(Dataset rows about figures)
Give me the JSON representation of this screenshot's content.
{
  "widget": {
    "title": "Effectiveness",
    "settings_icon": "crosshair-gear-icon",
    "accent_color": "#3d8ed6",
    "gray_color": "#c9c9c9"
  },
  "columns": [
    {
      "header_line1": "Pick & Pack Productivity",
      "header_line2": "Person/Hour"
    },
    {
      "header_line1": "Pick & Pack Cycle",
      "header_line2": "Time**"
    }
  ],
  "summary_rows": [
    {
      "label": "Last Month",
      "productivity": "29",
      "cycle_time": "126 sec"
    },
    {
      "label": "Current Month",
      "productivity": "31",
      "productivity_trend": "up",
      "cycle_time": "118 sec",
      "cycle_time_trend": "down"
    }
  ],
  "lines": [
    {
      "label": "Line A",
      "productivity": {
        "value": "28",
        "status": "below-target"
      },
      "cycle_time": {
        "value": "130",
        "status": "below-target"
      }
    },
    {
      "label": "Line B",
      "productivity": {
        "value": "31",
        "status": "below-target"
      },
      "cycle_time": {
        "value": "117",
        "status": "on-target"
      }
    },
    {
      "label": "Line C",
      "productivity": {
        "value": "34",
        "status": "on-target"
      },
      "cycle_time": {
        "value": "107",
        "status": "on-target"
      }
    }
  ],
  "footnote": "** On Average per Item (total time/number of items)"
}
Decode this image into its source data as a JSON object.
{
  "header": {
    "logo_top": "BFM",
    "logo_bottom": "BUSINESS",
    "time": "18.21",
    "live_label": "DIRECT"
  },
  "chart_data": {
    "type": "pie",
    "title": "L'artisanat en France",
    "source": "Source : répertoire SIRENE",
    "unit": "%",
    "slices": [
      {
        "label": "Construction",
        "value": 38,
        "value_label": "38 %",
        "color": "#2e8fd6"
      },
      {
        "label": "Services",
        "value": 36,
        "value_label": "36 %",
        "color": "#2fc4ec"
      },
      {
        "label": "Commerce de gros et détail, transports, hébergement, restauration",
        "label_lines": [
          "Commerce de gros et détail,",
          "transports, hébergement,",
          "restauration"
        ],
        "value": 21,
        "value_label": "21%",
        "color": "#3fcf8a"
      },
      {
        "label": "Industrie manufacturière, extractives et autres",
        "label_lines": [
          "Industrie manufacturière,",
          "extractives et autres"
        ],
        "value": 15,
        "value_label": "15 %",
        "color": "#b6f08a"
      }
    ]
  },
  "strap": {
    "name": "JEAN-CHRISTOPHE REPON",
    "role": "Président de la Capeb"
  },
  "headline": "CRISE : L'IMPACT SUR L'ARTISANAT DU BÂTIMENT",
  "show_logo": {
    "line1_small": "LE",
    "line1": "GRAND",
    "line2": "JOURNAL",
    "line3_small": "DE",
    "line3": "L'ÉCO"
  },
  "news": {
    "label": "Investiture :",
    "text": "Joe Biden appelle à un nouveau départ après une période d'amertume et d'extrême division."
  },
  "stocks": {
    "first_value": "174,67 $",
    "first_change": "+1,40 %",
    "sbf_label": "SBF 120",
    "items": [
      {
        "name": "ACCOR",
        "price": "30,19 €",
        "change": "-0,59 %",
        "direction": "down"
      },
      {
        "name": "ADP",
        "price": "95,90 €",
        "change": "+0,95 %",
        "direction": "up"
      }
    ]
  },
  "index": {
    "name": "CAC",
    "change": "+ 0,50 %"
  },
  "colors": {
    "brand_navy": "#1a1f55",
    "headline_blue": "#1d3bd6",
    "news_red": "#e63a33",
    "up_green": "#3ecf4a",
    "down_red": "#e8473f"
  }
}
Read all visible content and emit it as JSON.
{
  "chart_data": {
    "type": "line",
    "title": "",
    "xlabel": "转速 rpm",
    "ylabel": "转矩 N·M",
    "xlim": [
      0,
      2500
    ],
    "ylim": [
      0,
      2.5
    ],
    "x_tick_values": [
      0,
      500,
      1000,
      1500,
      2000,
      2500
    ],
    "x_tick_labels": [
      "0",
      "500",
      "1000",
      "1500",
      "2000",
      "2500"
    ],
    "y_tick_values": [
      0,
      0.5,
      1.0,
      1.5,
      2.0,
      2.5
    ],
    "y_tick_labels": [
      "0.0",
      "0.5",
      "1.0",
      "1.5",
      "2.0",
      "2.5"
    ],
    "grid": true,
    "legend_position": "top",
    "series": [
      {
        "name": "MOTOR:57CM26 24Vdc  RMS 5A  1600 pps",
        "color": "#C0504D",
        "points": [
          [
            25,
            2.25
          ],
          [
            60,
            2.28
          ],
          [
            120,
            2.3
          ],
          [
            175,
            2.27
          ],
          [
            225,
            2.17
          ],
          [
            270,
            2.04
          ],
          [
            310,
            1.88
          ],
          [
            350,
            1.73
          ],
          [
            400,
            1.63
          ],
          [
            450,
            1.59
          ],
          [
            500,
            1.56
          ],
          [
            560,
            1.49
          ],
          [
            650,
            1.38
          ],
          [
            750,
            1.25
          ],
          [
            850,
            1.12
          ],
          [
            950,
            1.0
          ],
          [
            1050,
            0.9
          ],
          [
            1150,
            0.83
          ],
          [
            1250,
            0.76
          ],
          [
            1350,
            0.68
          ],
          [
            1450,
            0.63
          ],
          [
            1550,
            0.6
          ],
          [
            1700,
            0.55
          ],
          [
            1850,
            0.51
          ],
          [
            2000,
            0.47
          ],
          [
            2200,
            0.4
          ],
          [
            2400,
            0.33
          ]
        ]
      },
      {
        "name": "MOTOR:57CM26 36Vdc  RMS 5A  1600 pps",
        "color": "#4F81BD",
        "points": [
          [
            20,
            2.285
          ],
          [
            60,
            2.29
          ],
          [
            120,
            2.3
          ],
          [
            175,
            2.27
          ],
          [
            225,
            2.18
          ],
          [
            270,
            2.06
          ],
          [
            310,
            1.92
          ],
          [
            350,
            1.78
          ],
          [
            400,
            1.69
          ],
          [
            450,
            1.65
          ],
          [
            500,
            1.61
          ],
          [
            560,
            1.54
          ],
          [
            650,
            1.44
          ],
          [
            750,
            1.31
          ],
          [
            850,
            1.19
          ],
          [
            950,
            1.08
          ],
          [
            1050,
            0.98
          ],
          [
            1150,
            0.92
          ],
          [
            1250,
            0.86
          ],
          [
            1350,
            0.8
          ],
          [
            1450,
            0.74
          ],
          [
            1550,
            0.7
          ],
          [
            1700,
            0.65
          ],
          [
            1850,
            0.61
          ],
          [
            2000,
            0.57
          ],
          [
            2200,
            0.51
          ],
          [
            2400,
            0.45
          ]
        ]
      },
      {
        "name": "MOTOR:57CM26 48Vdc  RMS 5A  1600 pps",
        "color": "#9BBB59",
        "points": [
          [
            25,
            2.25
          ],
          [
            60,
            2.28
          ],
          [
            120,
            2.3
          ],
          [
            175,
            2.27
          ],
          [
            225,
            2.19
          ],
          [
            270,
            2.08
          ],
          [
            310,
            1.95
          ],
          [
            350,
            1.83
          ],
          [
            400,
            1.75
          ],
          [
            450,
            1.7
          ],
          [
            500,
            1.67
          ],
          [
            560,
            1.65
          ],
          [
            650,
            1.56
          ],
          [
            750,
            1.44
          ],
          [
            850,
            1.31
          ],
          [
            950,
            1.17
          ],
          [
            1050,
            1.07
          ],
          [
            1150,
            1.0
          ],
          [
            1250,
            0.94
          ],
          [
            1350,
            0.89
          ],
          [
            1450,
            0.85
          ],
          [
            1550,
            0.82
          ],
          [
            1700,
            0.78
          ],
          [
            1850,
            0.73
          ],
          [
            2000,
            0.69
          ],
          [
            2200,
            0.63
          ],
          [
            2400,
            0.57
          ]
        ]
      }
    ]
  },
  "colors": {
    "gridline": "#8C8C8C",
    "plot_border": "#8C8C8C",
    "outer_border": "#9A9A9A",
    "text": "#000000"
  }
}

_WRITTEN REQUEST_: Scan the material above for the string "name" and return the lines that hold it.

_SOLUTION TO THIS TASK_:
    "name": "JEAN-CHRISTOPHE REPON",
        "name": "ACCOR",
        "name": "ADP",
    "name": "CAC",
        "name": "MOTOR:57CM26 24Vdc  RMS 5A  1600 pps",
        "name": "MOTOR:57CM26 36Vdc  RMS 5A  1600 pps",
        "name": "MOTOR:57CM26 48Vdc  RMS 5A  1600 pps",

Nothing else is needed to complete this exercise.